**REQUIRED TASKS**
a - Could you rewrite the paragraph of the Mary Eliza Mahoney article that begins "At the age of 33" as a brief bulleted list that keeps its main facts?
b - Answer these questions from the Mary Eliza Mahoney article:
(i) Where and in what year was Mahoney born?
(ii) How many students in her nursing class graduated, out of how many?
(iii) In what year did the American Nurses Association institute the Mary Mahoney Award?

*** Opening SELECTED TEXT ***

Celebrate Black History Month- An African American Nurse Who Changed History

Mary_Eliza_MahoneyMary Eliza Mahoney was the first African American professional nurse in the United States. She  was small in stature but a force to be reckoned with- a true dynamo. Mary Eliza Mahoney refused to succumb to the restrictions of racial prejudice.

Mahoney was born in Dorchester, Massachusetts in 1845. As a teenager she became interested in the field of nursing. For 15 years, Mahoney worked as a cook, janitor, washerwoman, and unofficial nurse’s aide at the New England Hospital for Women and Children.

At the age of 33, Mahoney entered a 16 month nursing program at the hospital. She endured 16 hour work days, seven days a week. The program was so difficult that only 3 students out of a class of 40 graduated. Mary Eliza Mahoney was one of them.

After 40 years of nursing service, Mahoney retired from nursing. She turned her focus to women’s equality and the fight got minority rights. She was the first women to register to vote in Boston Massachusetts. Mary Eliza Mahoney passed away on January 4, 1926.

Effectively, Mahoney proved that African Americans could not only become nurses, but that they could do the job with excellence, compassion and efficiency. The world of nursing would never be the same.

In recognition of her contribution to the nursing profession, in 1936 the American Nurses Association instituted the Mary Mahoney Award, to be awarded to nurses who go above and beyond when it comes to integration and equal opportunities for minorities in the field of nursing.

*** Closing SELECTED TEXT ***
*** Opening DATA SHOWN ***

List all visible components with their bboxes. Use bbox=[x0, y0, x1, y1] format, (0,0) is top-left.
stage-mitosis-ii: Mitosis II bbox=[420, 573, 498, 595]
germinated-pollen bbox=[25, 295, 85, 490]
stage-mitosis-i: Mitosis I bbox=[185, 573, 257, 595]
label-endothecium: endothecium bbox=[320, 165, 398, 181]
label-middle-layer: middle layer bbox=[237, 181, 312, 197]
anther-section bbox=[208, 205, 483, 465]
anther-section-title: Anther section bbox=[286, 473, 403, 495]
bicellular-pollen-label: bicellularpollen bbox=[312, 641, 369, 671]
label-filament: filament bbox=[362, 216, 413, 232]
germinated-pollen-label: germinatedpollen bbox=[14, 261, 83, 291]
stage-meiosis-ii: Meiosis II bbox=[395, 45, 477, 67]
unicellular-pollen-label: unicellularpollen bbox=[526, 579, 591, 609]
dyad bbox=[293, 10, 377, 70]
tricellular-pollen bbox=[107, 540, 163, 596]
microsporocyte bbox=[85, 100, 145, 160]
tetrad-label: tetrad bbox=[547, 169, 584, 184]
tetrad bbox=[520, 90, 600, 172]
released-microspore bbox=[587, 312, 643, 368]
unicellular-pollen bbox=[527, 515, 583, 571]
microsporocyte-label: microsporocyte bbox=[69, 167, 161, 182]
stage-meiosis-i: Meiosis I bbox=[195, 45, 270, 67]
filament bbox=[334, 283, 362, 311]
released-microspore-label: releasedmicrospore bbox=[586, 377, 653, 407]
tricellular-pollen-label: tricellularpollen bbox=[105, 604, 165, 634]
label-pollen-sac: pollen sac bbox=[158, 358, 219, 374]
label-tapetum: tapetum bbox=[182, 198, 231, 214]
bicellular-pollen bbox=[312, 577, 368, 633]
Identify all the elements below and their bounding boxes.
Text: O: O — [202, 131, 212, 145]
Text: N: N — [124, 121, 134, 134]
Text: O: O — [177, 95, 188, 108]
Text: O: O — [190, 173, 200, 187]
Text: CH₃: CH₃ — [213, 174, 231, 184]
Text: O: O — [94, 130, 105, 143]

*** Closing DATA SHOWN ***

**ANSWERS PER TASK**
a -
- Entered a 16-month nursing program at the hospital at age 33
- Worked 16-hour days, seven days a week
- Only 3 of 40 students graduated, and Mahoney was one of them

b -
(i) Dorchester, Massachusetts, in 1845
(ii) 3 out of 40
(iii) 1936